THE PROBLEM: What is the number of lines containing the word "image"? Please answer with that number and nothing more.

*** MATERIAL SUPPLIED ***

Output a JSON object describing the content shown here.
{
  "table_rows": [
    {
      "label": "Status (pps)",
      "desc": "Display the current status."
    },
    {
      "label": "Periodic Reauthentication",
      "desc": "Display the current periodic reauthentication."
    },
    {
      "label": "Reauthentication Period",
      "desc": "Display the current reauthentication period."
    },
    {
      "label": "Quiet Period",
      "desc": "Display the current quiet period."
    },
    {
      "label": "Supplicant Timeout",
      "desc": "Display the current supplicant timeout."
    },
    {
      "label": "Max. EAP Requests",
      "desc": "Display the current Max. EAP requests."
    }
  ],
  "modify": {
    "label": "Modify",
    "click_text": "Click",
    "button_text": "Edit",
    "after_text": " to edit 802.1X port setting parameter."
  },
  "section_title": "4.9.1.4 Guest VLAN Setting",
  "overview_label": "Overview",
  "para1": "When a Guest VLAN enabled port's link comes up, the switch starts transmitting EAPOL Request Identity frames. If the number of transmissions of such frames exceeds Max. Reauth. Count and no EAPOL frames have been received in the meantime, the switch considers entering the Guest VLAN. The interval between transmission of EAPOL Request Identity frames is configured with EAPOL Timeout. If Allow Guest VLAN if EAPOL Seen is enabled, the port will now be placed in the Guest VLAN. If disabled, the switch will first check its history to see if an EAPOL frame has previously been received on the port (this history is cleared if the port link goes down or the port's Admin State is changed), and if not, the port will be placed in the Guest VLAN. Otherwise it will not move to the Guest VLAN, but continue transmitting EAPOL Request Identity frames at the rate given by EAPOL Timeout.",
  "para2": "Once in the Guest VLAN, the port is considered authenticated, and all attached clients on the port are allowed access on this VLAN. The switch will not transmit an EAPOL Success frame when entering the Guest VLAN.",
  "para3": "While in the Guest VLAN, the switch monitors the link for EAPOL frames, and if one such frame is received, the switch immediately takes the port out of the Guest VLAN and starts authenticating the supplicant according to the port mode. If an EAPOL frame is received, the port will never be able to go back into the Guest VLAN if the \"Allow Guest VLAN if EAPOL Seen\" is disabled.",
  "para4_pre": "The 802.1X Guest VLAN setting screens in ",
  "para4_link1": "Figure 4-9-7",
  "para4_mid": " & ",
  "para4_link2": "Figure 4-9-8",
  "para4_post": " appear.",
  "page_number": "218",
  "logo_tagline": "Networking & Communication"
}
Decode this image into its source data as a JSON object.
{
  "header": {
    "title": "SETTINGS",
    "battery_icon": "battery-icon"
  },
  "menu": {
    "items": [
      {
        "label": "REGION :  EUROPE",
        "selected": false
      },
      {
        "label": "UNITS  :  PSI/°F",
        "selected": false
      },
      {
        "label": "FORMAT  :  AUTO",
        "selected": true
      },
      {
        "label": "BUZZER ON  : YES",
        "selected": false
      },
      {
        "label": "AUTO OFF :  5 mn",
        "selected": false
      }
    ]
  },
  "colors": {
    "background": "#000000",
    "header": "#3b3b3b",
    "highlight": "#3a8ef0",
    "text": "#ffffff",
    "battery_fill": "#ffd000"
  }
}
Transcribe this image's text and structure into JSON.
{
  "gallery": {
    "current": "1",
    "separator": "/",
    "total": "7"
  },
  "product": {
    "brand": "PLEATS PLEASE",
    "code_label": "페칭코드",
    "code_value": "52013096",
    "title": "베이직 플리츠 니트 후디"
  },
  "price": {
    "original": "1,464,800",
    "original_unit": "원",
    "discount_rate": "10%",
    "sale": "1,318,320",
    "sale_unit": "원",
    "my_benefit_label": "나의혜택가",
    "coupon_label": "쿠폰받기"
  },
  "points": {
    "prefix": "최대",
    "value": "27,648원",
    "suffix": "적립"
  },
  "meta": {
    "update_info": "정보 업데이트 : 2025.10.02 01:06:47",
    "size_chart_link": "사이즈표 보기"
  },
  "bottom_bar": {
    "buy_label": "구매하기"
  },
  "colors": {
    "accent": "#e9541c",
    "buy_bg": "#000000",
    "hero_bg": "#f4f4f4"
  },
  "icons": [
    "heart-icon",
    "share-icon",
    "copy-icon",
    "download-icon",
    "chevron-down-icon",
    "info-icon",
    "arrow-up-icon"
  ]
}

***

ANSWER IN FULL: 2